AVAILABLE RECORDS:
============================================================

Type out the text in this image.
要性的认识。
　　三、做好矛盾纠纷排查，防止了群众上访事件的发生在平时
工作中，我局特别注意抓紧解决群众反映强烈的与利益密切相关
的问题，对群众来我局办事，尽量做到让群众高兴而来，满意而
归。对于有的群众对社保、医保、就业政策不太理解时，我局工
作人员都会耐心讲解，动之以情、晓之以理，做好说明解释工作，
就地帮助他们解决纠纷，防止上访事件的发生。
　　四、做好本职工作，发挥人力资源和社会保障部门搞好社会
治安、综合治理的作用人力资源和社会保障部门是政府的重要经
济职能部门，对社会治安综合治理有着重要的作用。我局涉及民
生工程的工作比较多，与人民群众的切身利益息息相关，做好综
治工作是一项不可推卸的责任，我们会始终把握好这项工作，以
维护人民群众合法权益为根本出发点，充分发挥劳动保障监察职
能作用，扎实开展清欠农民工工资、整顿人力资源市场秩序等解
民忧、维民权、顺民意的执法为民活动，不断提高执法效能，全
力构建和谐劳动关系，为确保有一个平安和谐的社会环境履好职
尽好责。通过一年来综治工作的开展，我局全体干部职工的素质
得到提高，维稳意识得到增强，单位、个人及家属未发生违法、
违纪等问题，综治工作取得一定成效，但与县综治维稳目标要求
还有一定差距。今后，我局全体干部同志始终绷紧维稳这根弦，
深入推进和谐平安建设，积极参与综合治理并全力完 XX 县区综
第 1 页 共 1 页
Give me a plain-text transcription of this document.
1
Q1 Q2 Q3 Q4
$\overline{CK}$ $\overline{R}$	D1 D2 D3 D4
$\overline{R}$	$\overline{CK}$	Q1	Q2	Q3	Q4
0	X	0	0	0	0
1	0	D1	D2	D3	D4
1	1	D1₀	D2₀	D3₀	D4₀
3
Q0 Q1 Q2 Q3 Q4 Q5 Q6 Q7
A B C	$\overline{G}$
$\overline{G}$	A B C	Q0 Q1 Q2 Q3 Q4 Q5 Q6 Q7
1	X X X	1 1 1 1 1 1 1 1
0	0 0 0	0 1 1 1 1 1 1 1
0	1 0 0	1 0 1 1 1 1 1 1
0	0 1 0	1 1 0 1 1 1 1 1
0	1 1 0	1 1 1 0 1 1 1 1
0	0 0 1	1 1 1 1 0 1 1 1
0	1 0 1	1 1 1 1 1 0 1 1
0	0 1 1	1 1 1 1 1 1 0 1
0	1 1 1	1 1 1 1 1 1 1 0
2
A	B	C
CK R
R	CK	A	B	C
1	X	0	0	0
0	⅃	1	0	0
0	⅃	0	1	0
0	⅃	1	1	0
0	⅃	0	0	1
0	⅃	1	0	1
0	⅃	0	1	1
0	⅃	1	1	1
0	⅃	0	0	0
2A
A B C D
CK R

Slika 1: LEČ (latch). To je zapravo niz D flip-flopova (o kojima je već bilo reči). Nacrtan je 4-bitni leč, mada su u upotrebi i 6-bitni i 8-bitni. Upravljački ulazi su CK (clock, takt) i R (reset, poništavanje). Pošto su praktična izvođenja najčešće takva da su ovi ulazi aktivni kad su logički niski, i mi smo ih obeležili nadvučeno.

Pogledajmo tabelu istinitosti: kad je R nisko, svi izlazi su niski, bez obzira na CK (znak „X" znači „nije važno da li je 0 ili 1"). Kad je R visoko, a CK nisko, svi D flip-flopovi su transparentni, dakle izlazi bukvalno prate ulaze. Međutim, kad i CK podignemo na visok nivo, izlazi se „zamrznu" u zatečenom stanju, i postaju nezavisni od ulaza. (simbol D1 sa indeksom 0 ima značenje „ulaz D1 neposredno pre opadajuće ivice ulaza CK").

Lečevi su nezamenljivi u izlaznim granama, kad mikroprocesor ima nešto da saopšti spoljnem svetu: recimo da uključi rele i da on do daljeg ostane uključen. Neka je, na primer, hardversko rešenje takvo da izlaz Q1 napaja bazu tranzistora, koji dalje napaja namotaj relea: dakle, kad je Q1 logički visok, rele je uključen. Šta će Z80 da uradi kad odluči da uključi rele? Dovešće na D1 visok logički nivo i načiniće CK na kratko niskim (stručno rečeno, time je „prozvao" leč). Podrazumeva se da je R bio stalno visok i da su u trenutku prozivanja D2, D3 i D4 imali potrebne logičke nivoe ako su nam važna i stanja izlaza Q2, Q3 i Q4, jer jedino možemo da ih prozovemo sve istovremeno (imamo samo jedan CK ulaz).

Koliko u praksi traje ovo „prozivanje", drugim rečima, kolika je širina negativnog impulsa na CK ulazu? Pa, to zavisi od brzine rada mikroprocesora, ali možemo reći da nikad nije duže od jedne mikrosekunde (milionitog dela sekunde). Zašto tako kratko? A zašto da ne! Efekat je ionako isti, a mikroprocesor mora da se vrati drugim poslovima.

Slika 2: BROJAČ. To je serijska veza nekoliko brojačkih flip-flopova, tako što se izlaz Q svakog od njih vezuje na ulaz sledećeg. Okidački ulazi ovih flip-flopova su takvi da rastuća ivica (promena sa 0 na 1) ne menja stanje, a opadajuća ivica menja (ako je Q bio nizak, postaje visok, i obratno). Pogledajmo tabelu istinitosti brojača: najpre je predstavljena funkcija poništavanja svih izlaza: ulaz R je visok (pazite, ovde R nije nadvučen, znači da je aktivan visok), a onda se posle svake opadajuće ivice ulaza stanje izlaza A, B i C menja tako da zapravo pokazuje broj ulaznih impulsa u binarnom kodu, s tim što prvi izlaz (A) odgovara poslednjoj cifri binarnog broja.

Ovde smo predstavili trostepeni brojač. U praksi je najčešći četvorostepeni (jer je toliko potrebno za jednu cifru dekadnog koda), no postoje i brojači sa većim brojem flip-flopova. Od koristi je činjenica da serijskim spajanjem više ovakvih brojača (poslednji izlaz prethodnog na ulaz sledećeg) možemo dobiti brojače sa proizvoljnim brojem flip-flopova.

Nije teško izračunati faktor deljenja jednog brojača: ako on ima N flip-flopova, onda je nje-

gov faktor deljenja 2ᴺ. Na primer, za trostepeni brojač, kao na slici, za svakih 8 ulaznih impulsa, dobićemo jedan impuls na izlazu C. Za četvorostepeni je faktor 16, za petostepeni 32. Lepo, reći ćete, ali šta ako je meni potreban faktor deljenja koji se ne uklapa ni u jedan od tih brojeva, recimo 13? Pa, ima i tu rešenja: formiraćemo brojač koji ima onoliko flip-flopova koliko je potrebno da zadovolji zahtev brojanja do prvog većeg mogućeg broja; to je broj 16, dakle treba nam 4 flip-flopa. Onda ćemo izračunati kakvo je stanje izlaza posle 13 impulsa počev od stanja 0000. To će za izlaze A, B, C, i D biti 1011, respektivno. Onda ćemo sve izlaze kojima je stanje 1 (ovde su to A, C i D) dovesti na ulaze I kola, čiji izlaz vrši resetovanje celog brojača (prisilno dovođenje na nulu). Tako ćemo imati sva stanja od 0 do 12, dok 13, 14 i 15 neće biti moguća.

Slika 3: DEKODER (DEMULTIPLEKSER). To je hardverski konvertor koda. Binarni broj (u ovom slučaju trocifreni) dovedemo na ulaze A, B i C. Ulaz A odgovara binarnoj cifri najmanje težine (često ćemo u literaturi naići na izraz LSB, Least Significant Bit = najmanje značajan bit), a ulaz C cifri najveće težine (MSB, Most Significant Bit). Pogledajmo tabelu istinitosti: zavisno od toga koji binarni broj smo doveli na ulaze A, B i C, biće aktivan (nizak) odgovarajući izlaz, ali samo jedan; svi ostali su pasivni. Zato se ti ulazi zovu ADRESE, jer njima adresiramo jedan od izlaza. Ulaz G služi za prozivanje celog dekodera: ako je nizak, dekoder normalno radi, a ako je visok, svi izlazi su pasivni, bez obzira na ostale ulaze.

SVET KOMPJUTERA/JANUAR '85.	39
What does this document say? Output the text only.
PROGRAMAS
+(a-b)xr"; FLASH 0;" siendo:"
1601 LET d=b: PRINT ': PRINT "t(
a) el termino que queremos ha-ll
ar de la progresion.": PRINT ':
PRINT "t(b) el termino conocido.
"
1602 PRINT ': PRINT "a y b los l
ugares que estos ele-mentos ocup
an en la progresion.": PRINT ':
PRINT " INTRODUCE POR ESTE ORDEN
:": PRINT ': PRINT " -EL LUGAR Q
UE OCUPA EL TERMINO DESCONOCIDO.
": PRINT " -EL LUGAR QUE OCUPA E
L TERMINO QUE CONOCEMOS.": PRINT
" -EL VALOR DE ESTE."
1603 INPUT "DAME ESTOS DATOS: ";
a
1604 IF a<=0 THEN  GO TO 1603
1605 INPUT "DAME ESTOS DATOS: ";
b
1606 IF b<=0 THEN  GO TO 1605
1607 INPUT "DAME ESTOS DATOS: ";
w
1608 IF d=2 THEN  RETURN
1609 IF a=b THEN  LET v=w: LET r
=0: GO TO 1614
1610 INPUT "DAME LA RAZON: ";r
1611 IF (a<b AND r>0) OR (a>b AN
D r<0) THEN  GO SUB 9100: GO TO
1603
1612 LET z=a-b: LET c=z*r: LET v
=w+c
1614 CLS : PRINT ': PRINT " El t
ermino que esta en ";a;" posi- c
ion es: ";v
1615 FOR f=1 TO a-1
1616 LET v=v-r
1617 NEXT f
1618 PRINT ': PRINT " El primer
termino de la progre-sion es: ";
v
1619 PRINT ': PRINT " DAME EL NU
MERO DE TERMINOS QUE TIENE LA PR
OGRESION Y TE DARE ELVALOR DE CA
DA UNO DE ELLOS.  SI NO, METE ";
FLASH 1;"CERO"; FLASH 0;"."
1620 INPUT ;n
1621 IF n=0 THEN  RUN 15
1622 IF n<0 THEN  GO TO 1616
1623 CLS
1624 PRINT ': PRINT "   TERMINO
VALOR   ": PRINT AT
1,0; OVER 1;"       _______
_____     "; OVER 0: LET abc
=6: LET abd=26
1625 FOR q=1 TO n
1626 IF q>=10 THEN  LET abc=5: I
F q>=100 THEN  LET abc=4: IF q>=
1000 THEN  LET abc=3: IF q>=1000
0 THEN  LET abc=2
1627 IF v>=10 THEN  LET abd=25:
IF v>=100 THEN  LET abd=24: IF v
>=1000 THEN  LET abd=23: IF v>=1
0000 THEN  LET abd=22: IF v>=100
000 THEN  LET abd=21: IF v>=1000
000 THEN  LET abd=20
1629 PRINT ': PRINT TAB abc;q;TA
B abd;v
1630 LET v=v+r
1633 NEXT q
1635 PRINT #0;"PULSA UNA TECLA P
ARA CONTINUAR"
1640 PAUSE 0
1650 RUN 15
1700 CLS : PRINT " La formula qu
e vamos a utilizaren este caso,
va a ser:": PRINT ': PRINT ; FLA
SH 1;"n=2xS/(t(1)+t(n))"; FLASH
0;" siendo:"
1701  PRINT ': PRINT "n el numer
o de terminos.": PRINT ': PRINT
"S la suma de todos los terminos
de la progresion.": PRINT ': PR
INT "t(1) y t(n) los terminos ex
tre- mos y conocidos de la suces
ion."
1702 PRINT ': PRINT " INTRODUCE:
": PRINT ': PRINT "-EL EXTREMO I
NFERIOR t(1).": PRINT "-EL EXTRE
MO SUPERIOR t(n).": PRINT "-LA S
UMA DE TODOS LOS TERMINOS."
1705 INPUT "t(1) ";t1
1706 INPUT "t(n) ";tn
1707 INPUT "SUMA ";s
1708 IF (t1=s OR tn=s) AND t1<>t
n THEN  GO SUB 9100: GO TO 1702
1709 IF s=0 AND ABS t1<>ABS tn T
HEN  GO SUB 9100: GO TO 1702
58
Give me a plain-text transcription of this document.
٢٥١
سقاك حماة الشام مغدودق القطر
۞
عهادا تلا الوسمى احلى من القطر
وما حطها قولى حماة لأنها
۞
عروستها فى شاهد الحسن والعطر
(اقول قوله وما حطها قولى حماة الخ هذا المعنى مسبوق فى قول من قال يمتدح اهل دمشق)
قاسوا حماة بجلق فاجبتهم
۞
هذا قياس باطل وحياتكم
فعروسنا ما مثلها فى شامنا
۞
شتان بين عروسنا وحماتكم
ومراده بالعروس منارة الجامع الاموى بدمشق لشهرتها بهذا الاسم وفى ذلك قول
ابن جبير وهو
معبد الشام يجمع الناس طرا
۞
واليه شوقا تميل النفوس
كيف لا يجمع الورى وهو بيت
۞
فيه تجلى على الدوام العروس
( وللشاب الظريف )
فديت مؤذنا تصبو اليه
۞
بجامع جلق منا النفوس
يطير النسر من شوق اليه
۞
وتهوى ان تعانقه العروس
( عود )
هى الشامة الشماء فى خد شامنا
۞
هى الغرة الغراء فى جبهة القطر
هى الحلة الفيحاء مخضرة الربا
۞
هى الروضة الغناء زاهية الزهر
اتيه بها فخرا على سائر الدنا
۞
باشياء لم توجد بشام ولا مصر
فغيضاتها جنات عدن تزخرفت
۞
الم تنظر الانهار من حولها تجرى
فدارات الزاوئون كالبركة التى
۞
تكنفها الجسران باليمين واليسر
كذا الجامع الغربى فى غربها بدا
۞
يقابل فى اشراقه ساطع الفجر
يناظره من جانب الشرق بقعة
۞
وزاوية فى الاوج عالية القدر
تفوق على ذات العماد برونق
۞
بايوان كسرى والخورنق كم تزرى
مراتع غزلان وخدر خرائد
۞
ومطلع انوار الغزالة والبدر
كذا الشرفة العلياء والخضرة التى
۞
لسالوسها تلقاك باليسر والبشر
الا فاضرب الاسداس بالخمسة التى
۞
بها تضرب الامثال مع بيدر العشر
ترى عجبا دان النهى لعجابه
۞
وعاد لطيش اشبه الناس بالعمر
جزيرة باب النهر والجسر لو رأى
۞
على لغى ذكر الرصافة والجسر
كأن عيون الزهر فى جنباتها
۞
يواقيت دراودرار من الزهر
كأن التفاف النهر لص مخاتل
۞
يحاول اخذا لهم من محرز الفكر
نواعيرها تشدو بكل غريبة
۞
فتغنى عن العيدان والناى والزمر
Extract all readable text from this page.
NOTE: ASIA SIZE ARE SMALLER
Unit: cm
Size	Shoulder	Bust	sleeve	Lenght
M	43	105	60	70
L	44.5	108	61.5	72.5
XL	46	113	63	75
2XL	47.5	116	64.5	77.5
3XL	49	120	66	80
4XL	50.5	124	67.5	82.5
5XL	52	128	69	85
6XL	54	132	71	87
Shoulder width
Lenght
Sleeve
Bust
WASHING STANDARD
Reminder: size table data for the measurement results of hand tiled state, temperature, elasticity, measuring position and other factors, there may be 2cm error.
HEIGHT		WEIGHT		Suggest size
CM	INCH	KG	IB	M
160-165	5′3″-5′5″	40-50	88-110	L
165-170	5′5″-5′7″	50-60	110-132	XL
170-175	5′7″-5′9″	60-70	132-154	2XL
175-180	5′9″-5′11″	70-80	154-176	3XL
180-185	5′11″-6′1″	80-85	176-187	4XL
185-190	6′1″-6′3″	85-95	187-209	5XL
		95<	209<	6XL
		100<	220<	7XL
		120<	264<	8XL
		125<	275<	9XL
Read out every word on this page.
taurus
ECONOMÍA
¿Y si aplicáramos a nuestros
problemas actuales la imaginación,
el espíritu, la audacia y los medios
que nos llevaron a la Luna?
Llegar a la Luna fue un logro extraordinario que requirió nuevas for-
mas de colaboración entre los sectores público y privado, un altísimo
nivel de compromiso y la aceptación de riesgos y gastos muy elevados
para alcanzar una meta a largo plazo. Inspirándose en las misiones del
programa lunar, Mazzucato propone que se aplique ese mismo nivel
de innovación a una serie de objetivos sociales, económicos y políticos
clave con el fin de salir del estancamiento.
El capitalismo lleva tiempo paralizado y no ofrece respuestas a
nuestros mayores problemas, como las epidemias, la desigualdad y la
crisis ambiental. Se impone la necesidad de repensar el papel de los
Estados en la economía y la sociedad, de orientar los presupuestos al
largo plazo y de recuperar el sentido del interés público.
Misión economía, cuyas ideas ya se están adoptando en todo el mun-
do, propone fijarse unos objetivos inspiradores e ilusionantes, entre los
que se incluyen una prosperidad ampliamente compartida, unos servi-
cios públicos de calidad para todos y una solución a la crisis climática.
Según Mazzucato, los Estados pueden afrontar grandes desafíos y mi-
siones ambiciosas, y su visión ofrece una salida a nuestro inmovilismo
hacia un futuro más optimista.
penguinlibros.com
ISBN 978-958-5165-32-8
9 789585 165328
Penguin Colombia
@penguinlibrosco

============================================================

TO DO:
Select from the material above each line in which the string "objetivos" appears, and list those lines.

CORRECT RESULT:
de innovación a una serie de objetivos sociales, económicos y políticos
do, propone fijarse unos objetivos inspiradores e ilusionantes, entre los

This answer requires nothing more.